- REQUEST: In the listing below, find every line with the string "Gubbio" and pull it out.

======== ENTRIES ========

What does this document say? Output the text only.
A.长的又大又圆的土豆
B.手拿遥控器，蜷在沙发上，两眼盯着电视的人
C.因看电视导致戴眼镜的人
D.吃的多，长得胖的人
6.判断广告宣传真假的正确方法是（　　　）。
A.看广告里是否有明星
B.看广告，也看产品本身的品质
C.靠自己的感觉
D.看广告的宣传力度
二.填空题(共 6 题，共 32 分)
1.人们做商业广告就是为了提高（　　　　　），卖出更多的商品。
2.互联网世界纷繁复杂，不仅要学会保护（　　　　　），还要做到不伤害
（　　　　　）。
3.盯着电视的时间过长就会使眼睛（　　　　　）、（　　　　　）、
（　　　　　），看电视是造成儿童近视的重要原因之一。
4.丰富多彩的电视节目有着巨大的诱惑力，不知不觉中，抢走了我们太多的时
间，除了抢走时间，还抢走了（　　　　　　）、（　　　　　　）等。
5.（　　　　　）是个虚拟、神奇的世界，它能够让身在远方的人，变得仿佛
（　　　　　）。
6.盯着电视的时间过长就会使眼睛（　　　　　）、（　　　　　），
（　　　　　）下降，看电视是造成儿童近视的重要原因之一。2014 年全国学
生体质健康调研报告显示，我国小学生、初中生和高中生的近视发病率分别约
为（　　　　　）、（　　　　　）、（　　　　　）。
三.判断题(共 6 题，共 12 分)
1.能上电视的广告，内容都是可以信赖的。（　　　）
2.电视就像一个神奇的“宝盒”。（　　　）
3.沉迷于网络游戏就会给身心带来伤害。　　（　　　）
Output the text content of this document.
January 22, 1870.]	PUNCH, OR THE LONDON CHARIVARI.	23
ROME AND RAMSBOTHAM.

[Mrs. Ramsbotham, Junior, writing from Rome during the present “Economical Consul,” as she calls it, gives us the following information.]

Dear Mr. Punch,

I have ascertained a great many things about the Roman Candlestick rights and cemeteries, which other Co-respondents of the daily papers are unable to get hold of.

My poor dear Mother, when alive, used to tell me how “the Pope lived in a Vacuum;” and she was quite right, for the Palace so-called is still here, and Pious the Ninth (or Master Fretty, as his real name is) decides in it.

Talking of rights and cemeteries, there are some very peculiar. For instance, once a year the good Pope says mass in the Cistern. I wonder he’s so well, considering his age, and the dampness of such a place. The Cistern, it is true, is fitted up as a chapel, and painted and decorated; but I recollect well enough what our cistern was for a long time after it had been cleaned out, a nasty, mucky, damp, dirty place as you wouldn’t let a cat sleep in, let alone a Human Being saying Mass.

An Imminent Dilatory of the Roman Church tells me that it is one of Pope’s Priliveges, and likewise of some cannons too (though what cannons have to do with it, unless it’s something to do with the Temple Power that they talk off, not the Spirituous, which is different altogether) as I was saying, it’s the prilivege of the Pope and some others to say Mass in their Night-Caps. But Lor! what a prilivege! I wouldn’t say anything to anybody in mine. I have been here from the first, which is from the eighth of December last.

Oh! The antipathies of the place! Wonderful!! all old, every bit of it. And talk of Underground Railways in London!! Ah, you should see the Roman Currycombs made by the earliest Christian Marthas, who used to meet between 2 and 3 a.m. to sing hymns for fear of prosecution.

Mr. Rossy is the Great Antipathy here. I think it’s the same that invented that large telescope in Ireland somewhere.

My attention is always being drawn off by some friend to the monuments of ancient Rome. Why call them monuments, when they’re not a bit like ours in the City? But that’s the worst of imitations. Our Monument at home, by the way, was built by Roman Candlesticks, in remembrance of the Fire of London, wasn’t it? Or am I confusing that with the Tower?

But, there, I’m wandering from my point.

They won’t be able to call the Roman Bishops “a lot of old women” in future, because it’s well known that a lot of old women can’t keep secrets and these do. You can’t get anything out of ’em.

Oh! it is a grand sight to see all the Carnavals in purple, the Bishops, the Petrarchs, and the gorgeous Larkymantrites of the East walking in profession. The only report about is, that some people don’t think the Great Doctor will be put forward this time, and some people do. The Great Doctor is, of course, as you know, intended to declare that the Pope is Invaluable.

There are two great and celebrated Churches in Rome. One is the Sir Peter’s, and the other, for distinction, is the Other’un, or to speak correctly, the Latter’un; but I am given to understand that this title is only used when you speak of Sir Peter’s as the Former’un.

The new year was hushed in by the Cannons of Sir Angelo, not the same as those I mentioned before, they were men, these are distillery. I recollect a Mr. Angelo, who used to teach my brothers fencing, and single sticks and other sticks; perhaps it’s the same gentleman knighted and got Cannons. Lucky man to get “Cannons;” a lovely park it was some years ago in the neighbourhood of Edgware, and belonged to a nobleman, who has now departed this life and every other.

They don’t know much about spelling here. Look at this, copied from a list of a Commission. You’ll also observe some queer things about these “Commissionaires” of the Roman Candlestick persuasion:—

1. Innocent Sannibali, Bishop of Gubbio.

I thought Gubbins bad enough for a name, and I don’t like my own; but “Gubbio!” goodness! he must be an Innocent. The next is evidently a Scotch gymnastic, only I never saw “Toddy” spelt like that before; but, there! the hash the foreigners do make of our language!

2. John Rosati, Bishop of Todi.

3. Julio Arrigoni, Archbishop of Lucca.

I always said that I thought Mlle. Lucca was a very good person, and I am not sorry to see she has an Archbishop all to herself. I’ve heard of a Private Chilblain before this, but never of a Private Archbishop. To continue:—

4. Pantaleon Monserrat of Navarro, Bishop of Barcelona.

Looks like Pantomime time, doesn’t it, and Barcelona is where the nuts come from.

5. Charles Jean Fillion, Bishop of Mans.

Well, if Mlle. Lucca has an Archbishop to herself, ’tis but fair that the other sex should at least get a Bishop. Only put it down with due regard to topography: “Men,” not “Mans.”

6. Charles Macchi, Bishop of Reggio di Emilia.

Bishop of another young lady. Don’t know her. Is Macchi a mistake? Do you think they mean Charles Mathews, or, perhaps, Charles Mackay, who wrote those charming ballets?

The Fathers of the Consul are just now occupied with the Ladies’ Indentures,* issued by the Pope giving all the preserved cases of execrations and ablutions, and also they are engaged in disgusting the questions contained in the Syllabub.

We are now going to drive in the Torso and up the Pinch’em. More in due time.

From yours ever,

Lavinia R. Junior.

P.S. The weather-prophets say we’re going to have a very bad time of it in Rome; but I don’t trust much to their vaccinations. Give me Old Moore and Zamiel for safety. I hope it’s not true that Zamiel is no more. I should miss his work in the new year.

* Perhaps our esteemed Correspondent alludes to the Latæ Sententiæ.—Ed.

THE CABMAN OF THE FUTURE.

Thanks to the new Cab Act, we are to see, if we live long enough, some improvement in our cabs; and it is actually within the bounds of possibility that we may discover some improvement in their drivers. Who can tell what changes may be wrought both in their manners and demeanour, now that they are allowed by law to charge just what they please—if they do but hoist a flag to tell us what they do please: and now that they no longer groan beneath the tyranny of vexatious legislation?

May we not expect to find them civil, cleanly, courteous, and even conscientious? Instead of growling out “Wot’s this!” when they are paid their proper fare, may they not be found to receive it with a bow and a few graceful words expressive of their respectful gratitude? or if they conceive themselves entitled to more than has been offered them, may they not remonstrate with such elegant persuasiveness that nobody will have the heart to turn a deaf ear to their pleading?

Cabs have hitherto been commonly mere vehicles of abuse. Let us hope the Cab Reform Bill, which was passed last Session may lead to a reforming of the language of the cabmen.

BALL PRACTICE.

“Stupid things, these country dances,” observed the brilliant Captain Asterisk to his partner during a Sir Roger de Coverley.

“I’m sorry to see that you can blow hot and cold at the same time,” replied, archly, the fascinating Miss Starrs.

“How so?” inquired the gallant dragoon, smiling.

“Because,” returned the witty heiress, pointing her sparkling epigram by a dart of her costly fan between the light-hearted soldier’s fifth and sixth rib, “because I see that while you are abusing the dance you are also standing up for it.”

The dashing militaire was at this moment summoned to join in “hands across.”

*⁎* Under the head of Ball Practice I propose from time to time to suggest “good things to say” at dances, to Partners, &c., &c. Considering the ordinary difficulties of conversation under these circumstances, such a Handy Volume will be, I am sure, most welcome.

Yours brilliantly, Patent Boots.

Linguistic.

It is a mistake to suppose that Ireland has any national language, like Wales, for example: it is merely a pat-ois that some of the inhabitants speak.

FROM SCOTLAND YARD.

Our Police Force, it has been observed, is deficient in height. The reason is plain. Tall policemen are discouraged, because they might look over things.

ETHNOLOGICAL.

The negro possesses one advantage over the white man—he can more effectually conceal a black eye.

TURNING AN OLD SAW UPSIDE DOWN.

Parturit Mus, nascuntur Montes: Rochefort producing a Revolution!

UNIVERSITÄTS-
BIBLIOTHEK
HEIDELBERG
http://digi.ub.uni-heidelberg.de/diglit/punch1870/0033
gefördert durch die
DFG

========

- REPLY TO THE TASK:
1. Innocent Sannibali, Bishop of Gubbio.
I thought Gubbins bad enough for a name, and I don’t like my own; but “Gubbio!” goodness! he must be an Innocent. The next is evidently a Scotch gymnastic, only I never saw “Toddy” spelt like that before; but, there! the hash the foreigners do make of our language!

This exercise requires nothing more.